(RAW DATA)
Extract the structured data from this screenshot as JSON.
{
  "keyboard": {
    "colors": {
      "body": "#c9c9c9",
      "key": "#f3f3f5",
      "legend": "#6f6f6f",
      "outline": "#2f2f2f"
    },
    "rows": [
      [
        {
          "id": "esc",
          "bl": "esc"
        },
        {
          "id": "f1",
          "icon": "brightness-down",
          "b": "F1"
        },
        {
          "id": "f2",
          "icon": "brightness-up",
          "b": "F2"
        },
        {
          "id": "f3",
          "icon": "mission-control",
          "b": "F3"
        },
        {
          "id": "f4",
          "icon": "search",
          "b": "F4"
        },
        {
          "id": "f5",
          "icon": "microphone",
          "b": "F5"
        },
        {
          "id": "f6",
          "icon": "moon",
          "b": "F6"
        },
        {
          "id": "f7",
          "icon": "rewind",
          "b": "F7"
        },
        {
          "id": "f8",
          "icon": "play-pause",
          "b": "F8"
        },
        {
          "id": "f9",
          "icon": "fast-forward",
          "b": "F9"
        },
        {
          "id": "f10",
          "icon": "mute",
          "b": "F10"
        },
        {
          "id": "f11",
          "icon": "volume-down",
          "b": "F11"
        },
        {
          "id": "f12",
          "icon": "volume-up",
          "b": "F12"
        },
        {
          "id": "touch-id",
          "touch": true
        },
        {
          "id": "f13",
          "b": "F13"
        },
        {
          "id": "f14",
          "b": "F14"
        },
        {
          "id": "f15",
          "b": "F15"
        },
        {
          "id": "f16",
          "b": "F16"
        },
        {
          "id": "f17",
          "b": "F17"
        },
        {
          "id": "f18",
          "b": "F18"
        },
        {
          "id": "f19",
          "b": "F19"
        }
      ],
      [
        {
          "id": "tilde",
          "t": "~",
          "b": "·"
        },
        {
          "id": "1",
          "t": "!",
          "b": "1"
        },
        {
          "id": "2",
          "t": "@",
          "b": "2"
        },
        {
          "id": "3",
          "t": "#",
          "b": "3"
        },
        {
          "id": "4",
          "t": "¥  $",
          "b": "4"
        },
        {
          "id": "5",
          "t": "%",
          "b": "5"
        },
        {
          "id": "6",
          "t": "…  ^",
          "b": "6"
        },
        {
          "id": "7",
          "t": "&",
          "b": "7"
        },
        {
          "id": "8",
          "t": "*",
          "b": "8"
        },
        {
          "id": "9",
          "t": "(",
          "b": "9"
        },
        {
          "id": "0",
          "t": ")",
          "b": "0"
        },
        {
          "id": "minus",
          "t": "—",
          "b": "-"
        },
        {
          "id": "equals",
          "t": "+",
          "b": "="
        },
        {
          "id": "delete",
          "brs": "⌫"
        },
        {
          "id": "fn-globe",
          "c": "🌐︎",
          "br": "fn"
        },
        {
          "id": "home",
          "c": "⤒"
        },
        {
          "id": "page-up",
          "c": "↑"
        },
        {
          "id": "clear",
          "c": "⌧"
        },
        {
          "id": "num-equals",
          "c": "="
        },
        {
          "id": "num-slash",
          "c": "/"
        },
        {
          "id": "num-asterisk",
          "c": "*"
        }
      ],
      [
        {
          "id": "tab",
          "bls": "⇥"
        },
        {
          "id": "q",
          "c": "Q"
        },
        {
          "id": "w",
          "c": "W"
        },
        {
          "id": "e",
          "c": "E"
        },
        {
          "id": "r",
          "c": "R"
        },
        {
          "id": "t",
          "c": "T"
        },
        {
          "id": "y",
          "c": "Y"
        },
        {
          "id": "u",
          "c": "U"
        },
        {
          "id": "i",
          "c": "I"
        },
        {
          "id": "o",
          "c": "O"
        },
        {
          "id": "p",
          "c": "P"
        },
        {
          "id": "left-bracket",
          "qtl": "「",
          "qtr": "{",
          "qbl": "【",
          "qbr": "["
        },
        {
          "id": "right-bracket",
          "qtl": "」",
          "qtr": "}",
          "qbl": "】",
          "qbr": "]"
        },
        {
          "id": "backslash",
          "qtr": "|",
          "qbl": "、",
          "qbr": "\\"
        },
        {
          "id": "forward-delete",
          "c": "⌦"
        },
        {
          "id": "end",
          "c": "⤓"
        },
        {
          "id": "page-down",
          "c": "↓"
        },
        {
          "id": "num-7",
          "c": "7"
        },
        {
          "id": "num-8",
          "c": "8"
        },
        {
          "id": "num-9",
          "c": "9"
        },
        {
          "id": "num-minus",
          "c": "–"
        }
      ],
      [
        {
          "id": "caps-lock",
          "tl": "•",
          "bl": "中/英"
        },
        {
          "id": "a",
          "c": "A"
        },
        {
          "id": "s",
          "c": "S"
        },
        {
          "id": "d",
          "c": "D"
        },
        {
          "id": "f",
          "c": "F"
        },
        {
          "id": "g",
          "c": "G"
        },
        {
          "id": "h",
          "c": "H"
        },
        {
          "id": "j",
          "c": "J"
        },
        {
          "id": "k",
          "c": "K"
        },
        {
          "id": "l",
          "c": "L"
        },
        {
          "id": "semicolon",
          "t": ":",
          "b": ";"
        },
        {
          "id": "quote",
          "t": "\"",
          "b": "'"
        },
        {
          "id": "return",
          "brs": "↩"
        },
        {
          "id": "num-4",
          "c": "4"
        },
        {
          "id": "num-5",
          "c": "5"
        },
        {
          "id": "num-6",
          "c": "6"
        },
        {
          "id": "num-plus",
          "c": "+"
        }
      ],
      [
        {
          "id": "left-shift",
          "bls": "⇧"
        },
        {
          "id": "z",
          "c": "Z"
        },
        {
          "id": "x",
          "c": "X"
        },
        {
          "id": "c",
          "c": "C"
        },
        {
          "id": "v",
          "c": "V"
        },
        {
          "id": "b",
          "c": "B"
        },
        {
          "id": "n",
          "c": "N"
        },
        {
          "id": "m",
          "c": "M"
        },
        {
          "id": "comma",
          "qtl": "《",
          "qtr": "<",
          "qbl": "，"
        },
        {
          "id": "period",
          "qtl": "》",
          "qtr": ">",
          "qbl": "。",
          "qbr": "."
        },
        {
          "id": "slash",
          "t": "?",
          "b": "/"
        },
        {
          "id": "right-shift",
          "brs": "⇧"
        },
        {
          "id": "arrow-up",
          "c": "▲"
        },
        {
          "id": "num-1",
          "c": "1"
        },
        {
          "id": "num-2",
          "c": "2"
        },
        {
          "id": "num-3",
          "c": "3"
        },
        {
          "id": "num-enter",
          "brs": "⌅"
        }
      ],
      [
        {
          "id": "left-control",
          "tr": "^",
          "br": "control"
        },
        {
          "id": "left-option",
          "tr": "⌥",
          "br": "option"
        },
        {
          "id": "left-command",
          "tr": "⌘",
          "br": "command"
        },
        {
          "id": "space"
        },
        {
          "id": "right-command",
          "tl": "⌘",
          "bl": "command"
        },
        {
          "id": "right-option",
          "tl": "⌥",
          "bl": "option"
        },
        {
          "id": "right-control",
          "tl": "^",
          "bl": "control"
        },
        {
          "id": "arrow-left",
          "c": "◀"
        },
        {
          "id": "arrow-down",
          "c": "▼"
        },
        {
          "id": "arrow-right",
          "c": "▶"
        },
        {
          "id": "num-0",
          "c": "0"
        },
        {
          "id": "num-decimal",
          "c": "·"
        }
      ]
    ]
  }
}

(WHAT THE TASK REQUIRES) Using the listing above, please repeat every entry exactly.

(FINISHED ANSWER)
Extract the structured data from this screenshot as JSON.
{
  "keyboard": {
    "colors": {
      "body": "#c9c9c9",
      "key": "#f3f3f5",
      "legend": "#6f6f6f",
      "outline": "#2f2f2f"
    },
    "rows": [
      [
        {
          "id": "esc",
          "bl": "esc"
        },
        {
          "id": "f1",
          "icon": "brightness-down",
          "b": "F1"
        },
        {
          "id": "f2",
          "icon": "brightness-up",
          "b": "F2"
        },
        {
          "id": "f3",
          "icon": "mission-control",
          "b": "F3"
        },
        {
          "id": "f4",
          "icon": "search",
          "b": "F4"
        },
        {
          "id": "f5",
          "icon": "microphone",
          "b": "F5"
        },
        {
          "id": "f6",
          "icon": "moon",
          "b": "F6"
        },
        {
          "id": "f7",
          "icon": "rewind",
          "b": "F7"
        },
        {
          "id": "f8",
          "icon": "play-pause",
          "b": "F8"
        },
        {
          "id": "f9",
          "icon": "fast-forward",
          "b": "F9"
        },
        {
          "id": "f10",
          "icon": "mute",
          "b": "F10"
        },
        {
          "id": "f11",
          "icon": "volume-down",
          "b": "F11"
        },
        {
          "id": "f12",
          "icon": "volume-up",
          "b": "F12"
        },
        {
          "id": "touch-id",
          "touch": true
        },
        {
          "id": "f13",
          "b": "F13"
        },
        {
          "id": "f14",
          "b": "F14"
        },
        {
          "id": "f15",
          "b": "F15"
        },
        {
          "id": "f16",
          "b": "F16"
        },
        {
          "id": "f17",
          "b": "F17"
        },
        {
          "id": "f18",
          "b": "F18"
        },
        {
          "id": "f19",
          "b": "F19"
        }
      ],
      [
        {
          "id": "tilde",
          "t": "~",
          "b": "·"
        },
        {
          "id": "1",
          "t": "!",
          "b": "1"
        },
        {
          "id": "2",
          "t": "@",
          "b": "2"
        },
        {
          "id": "3",
          "t": "#",
          "b": "3"
        },
        {
          "id": "4",
          "t": "¥  $",
          "b": "4"
        },
        {
          "id": "5",
          "t": "%",
          "b": "5"
        },
        {
          "id": "6",
          "t": "…  ^",
          "b": "6"
        },
        {
          "id": "7",
          "t": "&",
          "b": "7"
        },
        {
          "id": "8",
          "t": "*",
          "b": "8"
        },
        {
          "id": "9",
          "t": "(",
          "b": "9"
        },
        {
          "id": "0",
          "t": ")",
          "b": "0"
        },
        {
          "id": "minus",
          "t": "—",
          "b": "-"
        },
        {
          "id": "equals",
          "t": "+",
          "b": "="
        },
        {
          "id": "delete",
          "brs": "⌫"
        },
        {
          "id": "fn-globe",
          "c": "🌐︎",
          "br": "fn"
        },
        {
          "id": "home",
          "c": "⤒"
        },
        {
          "id": "page-up",
          "c": "↑"
        },
        {
          "id": "clear",
          "c": "⌧"
        },
        {
          "id": "num-equals",
          "c": "="
        },
        {
          "id": "num-slash",
          "c": "/"
        },
        {
          "id": "num-asterisk",
          "c": "*"
        }
      ],
      [
        {
          "id": "tab",
          "bls": "⇥"
        },
        {
          "id": "q",
          "c": "Q"
        },
        {
          "id": "w",
          "c": "W"
        },
        {
          "id": "e",
          "c": "E"
        },
        {
          "id": "r",
          "c": "R"
        },
        {
          "id": "t",
          "c": "T"
        },
        {
          "id": "y",
          "c": "Y"
        },
        {
          "id": "u",
          "c": "U"
        },
        {
          "id": "i",
          "c": "I"
        },
        {
          "id": "o",
          "c": "O"
        },
        {
          "id": "p",
          "c": "P"
        },
        {
          "id": "left-bracket",
          "qtl": "「",
          "qtr": "{",
          "qbl": "【",
          "qbr": "["
        },
        {
          "id": "right-bracket",
          "qtl": "」",
          "qtr": "}",
          "qbl": "】",
          "qbr": "]"
        },
        {
          "id": "backslash",
          "qtr": "|",
          "qbl": "、",
          "qbr": "\\"
        },
        {
          "id": "forward-delete",
          "c": "⌦"
        },
        {
          "id": "end",
          "c": "⤓"
        },
        {
          "id": "page-down",
          "c": "↓"
        },
        {
          "id": "num-7",
          "c": "7"
        },
        {
          "id": "num-8",
          "c": "8"
        },
        {
          "id": "num-9",
          "c": "9"
        },
        {
          "id": "num-minus",
          "c": "–"
        }
      ],
      [
        {
          "id": "caps-lock",
          "tl": "•",
          "bl": "中/英"
        },
        {
          "id": "a",
          "c": "A"
        },
        {
          "id": "s",
          "c": "S"
        },
        {
          "id": "d",
          "c": "D"
        },
        {
          "id": "f",
          "c": "F"
        },
        {
          "id": "g",
          "c": "G"
        },
        {
          "id": "h",
          "c": "H"
        },
        {
          "id": "j",
          "c": "J"
        },
        {
          "id": "k",
          "c": "K"
        },
        {
          "id": "l",
          "c": "L"
        },
        {
          "id": "semicolon",
          "t": ":",
          "b": ";"
        },
        {
          "id": "quote",
          "t": "\"",
          "b": "'"
        },
        {
          "id": "return",
          "brs": "↩"
        },
        {
          "id": "num-4",
          "c": "4"
        },
        {
          "id": "num-5",
          "c": "5"
        },
        {
          "id": "num-6",
          "c": "6"
        },
        {
          "id": "num-plus",
          "c": "+"
        }
      ],
      [
        {
          "id": "left-shift",
          "bls": "⇧"
        },
        {
          "id": "z",
          "c": "Z"
        },
        {
          "id": "x",
          "c": "X"
        },
        {
          "id": "c",
          "c": "C"
        },
        {
          "id": "v",
          "c": "V"
        },
        {
          "id": "b",
          "c": "B"
        },
        {
          "id": "n",
          "c": "N"
        },
        {
          "id": "m",
          "c": "M"
        },
        {
          "id": "comma",
          "qtl": "《",
          "qtr": "<",
          "qbl": "，"
        },
        {
          "id": "period",
          "qtl": "》",
          "qtr": ">",
          "qbl": "。",
          "qbr": "."
        },
        {
          "id": "slash",
          "t": "?",
          "b": "/"
        },
        {
          "id": "right-shift",
          "brs": "⇧"
        },
        {
          "id": "arrow-up",
          "c": "▲"
        },
        {
          "id": "num-1",
          "c": "1"
        },
        {
          "id": "num-2",
          "c": "2"
        },
        {
          "id": "num-3",
          "c": "3"
        },
        {
          "id": "num-enter",
          "brs": "⌅"
        }
      ],
      [
        {
          "id": "left-control",
          "tr": "^",
          "br": "control"
        },
        {
          "id": "left-option",
          "tr": "⌥",
          "br": "option"
        },
        {
          "id": "left-command",
          "tr": "⌘",
          "br": "command"
        },
        {
          "id": "space"
        },
        {
          "id": "right-command",
          "tl": "⌘",
          "bl": "command"
        },
        {
          "id": "right-option",
          "tl": "⌥",
          "bl": "option"
        },
        {
          "id": "right-control",
          "tl": "^",
          "bl": "control"
        },
        {
          "id": "arrow-left",
          "c": "◀"
        },
        {
          "id": "arrow-down",
          "c": "▼"
        },
        {
          "id": "arrow-right",
          "c": "▶"
        },
        {
          "id": "num-0",
          "c": "0"
        },
        {
          "id": "num-decimal",
          "c": "·"
        }
      ]
    ]
  }
}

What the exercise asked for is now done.